> _What you will do_:
Keep only the lines of the data below that contain "title", and copy them.

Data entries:
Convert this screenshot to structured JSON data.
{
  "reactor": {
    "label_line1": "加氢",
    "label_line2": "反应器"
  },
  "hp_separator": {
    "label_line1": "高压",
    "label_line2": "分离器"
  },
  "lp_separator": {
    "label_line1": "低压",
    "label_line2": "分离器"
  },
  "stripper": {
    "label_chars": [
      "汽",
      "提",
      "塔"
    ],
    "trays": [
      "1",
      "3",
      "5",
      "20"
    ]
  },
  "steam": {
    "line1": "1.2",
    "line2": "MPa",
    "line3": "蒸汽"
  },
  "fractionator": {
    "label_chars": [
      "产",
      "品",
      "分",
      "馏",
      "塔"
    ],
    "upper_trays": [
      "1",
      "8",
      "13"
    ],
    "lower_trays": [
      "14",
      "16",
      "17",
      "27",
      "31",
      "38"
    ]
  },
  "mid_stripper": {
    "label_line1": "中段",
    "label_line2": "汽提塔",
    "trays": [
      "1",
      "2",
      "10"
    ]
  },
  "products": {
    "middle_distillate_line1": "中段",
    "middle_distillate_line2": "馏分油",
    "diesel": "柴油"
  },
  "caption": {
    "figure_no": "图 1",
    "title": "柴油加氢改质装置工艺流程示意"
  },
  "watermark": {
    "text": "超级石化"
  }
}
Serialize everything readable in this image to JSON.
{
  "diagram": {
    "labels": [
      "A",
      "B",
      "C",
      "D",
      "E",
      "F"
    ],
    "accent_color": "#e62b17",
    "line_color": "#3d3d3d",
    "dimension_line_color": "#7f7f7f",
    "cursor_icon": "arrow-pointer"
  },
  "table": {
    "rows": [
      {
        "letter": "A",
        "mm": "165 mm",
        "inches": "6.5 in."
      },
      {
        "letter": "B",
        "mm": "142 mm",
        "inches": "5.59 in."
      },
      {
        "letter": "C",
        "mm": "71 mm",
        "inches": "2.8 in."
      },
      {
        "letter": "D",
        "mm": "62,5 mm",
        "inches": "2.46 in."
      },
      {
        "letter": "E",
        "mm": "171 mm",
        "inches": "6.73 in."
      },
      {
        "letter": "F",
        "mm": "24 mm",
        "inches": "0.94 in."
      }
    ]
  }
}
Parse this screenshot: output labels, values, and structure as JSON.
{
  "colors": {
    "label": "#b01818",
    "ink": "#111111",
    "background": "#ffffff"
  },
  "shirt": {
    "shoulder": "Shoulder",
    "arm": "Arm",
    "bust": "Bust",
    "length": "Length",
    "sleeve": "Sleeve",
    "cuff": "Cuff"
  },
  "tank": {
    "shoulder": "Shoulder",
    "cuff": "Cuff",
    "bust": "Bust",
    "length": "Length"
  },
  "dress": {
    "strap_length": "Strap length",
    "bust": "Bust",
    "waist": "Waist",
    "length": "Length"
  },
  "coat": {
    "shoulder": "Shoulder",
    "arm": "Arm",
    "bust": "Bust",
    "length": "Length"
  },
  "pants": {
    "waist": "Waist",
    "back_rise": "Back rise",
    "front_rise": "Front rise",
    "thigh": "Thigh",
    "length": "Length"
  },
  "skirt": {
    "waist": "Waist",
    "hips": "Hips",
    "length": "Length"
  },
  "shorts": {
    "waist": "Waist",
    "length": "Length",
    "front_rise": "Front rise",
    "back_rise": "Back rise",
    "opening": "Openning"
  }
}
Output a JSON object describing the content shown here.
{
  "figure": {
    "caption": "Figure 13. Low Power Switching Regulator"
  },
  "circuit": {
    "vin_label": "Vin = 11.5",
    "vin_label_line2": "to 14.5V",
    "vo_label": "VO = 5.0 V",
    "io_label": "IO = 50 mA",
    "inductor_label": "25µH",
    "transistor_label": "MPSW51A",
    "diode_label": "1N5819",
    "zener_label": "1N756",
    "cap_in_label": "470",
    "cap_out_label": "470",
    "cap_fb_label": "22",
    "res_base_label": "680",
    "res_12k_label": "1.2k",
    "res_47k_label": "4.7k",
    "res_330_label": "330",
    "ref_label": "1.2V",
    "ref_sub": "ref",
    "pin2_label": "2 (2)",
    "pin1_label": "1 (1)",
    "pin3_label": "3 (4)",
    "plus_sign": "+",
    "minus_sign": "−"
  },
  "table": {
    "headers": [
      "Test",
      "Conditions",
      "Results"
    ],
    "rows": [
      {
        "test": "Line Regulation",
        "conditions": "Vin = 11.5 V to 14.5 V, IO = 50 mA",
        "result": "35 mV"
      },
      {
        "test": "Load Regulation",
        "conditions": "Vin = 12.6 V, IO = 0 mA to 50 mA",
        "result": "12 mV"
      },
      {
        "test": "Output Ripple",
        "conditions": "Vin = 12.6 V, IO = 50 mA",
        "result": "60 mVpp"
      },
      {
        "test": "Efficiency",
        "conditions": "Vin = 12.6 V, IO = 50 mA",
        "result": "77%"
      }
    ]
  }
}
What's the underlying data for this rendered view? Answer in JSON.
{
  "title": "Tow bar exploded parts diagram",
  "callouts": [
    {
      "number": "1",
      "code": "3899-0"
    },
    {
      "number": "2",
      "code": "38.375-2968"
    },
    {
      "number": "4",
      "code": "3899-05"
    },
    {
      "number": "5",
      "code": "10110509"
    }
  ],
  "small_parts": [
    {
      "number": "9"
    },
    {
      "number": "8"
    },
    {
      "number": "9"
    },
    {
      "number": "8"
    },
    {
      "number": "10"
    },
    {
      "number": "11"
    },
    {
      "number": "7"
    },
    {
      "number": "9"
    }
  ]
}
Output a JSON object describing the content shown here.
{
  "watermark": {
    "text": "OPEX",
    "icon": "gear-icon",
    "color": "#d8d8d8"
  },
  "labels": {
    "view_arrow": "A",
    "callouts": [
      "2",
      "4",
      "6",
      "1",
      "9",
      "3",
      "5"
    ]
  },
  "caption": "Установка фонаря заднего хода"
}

> _Solution for this problem_:
    "title": "柴油加氢改质装置工艺流程示意"
  "title": "Tow bar exploded parts diagram",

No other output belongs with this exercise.